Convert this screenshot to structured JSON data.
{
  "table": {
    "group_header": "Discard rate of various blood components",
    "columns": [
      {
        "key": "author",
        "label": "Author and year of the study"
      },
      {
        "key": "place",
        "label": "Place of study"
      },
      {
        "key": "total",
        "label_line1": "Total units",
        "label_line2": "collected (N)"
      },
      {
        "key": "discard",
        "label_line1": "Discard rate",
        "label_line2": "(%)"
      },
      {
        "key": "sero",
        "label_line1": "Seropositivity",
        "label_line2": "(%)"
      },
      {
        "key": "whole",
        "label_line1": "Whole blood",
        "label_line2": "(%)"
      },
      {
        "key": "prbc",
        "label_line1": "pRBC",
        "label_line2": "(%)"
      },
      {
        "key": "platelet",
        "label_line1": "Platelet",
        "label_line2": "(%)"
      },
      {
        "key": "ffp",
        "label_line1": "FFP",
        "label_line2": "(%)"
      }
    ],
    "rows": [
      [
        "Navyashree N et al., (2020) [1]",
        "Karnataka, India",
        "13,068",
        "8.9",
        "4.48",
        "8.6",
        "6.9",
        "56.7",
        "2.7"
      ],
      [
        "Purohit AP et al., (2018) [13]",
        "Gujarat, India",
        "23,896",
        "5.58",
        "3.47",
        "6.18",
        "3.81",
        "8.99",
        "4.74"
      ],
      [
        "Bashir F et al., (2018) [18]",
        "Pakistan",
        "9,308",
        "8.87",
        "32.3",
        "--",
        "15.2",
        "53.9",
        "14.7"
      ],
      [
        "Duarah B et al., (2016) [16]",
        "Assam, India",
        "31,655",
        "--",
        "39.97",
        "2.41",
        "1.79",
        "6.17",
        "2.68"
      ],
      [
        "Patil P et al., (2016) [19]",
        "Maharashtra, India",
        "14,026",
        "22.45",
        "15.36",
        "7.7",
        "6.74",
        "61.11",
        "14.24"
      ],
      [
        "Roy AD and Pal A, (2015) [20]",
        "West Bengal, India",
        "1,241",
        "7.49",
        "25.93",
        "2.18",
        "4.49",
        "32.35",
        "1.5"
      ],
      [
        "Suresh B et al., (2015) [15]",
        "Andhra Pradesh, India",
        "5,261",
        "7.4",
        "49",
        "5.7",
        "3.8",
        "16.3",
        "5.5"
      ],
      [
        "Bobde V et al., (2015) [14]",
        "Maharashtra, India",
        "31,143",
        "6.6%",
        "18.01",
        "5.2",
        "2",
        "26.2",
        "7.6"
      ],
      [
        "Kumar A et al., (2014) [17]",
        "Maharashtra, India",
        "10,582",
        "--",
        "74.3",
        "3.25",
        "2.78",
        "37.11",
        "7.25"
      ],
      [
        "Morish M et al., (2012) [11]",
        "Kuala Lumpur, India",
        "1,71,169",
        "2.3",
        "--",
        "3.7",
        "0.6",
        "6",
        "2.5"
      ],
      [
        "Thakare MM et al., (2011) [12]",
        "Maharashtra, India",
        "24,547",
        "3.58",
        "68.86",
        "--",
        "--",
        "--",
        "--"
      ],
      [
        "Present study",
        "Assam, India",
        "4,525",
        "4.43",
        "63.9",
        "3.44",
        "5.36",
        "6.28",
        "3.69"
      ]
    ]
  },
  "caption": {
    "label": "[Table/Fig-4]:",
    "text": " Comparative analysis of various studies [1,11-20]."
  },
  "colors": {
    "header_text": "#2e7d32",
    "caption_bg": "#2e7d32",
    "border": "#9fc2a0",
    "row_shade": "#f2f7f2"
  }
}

= = = =

**SHORT EXERCISE:** Copy, from the material, each line that holds the string "blood".

**OUTPUT:**
    "group_header": "Discard rate of various blood components",
        "label_line1": "Whole blood",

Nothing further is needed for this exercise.